[Saved entries]

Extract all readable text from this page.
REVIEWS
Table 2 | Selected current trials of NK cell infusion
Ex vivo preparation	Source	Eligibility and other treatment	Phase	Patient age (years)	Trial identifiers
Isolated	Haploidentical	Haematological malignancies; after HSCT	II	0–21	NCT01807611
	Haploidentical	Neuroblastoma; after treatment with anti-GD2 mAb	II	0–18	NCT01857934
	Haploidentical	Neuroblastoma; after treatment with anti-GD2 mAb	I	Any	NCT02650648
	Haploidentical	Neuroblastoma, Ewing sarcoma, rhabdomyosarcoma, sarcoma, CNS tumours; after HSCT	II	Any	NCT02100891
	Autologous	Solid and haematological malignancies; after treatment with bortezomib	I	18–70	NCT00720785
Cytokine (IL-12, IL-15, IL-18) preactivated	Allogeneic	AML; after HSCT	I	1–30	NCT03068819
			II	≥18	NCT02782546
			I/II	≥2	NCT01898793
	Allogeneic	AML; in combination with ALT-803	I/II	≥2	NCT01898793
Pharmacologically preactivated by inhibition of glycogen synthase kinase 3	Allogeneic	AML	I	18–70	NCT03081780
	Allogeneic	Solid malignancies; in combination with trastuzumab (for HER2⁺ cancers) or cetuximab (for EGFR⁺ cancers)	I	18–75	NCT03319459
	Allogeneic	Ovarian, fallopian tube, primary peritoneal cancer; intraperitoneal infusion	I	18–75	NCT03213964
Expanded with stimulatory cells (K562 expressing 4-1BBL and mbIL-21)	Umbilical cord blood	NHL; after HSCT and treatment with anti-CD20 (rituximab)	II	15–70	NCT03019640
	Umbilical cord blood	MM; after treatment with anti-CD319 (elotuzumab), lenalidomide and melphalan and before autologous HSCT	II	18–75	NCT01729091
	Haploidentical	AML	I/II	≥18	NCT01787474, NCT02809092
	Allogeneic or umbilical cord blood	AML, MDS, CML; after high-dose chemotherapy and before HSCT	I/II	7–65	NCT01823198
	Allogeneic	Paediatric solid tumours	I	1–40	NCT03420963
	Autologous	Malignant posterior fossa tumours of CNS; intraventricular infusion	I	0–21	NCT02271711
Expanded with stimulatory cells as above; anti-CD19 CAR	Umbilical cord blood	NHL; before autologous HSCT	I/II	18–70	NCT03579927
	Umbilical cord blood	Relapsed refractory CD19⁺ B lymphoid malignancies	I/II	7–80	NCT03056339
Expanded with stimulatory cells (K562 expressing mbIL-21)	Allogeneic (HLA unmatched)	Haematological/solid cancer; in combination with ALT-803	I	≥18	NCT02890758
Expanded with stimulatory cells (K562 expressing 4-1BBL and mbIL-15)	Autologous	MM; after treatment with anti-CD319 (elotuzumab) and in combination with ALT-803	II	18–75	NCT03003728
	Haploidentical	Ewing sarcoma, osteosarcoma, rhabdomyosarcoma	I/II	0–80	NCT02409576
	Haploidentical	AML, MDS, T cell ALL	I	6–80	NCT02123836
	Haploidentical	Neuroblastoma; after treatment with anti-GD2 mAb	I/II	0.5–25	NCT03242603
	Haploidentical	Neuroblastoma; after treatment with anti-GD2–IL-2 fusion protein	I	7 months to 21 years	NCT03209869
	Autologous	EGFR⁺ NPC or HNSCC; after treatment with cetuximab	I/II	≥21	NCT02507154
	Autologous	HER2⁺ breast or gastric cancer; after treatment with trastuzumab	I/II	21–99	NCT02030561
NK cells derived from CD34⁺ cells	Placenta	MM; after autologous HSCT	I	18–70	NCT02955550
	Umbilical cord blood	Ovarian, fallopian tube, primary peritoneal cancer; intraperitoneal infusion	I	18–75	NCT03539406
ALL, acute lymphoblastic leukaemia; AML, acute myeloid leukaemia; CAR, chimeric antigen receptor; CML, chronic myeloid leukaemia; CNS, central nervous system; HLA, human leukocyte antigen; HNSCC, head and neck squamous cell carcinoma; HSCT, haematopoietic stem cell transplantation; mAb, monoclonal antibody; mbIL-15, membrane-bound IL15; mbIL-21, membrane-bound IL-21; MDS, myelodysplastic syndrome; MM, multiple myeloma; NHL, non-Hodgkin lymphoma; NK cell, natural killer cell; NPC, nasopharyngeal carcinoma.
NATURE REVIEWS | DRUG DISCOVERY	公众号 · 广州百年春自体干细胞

§ **Task item**: Copy every line of the records above exactly.

§ **Exercise output**:
Extract all readable text from this page.
REVIEWS
Table 2 | Selected current trials of NK cell infusion
Ex vivo preparation	Source	Eligibility and other treatment	Phase	Patient age (years)	Trial identifiers
Isolated	Haploidentical	Haematological malignancies; after HSCT	II	0–21	NCT01807611
	Haploidentical	Neuroblastoma; after treatment with anti-GD2 mAb	II	0–18	NCT01857934
	Haploidentical	Neuroblastoma; after treatment with anti-GD2 mAb	I	Any	NCT02650648
	Haploidentical	Neuroblastoma, Ewing sarcoma, rhabdomyosarcoma, sarcoma, CNS tumours; after HSCT	II	Any	NCT02100891
	Autologous	Solid and haematological malignancies; after treatment with bortezomib	I	18–70	NCT00720785
Cytokine (IL-12, IL-15, IL-18) preactivated	Allogeneic	AML; after HSCT	I	1–30	NCT03068819
			II	≥18	NCT02782546
			I/II	≥2	NCT01898793
	Allogeneic	AML; in combination with ALT-803	I/II	≥2	NCT01898793
Pharmacologically preactivated by inhibition of glycogen synthase kinase 3	Allogeneic	AML	I	18–70	NCT03081780
	Allogeneic	Solid malignancies; in combination with trastuzumab (for HER2⁺ cancers) or cetuximab (for EGFR⁺ cancers)	I	18–75	NCT03319459
	Allogeneic	Ovarian, fallopian tube, primary peritoneal cancer; intraperitoneal infusion	I	18–75	NCT03213964
Expanded with stimulatory cells (K562 expressing 4-1BBL and mbIL-21)	Umbilical cord blood	NHL; after HSCT and treatment with anti-CD20 (rituximab)	II	15–70	NCT03019640
	Umbilical cord blood	MM; after treatment with anti-CD319 (elotuzumab), lenalidomide and melphalan and before autologous HSCT	II	18–75	NCT01729091
	Haploidentical	AML	I/II	≥18	NCT01787474, NCT02809092
	Allogeneic or umbilical cord blood	AML, MDS, CML; after high-dose chemotherapy and before HSCT	I/II	7–65	NCT01823198
	Allogeneic	Paediatric solid tumours	I	1–40	NCT03420963
	Autologous	Malignant posterior fossa tumours of CNS; intraventricular infusion	I	0–21	NCT02271711
Expanded with stimulatory cells as above; anti-CD19 CAR	Umbilical cord blood	NHL; before autologous HSCT	I/II	18–70	NCT03579927
	Umbilical cord blood	Relapsed refractory CD19⁺ B lymphoid malignancies	I/II	7–80	NCT03056339
Expanded with stimulatory cells (K562 expressing mbIL-21)	Allogeneic (HLA unmatched)	Haematological/solid cancer; in combination with ALT-803	I	≥18	NCT02890758
Expanded with stimulatory cells (K562 expressing 4-1BBL and mbIL-15)	Autologous	MM; after treatment with anti-CD319 (elotuzumab) and in combination with ALT-803	II	18–75	NCT03003728
	Haploidentical	Ewing sarcoma, osteosarcoma, rhabdomyosarcoma	I/II	0–80	NCT02409576
	Haploidentical	AML, MDS, T cell ALL	I	6–80	NCT02123836
	Haploidentical	Neuroblastoma; after treatment with anti-GD2 mAb	I/II	0.5–25	NCT03242603
	Haploidentical	Neuroblastoma; after treatment with anti-GD2–IL-2 fusion protein	I	7 months to 21 years	NCT03209869
	Autologous	EGFR⁺ NPC or HNSCC; after treatment with cetuximab	I/II	≥21	NCT02507154
	Autologous	HER2⁺ breast or gastric cancer; after treatment with trastuzumab	I/II	21–99	NCT02030561
NK cells derived from CD34⁺ cells	Placenta	MM; after autologous HSCT	I	18–70	NCT02955550
	Umbilical cord blood	Ovarian, fallopian tube, primary peritoneal cancer; intraperitoneal infusion	I	18–75	NCT03539406
ALL, acute lymphoblastic leukaemia; AML, acute myeloid leukaemia; CAR, chimeric antigen receptor; CML, chronic myeloid leukaemia; CNS, central nervous system; HLA, human leukocyte antigen; HNSCC, head and neck squamous cell carcinoma; HSCT, haematopoietic stem cell transplantation; mAb, monoclonal antibody; mbIL-15, membrane-bound IL15; mbIL-21, membrane-bound IL-21; MDS, myelodysplastic syndrome; MM, multiple myeloma; NHL, non-Hodgkin lymphoma; NK cell, natural killer cell; NPC, nasopharyngeal carcinoma.
NATURE REVIEWS | DRUG DISCOVERY	公众号 · 广州百年春自体干细胞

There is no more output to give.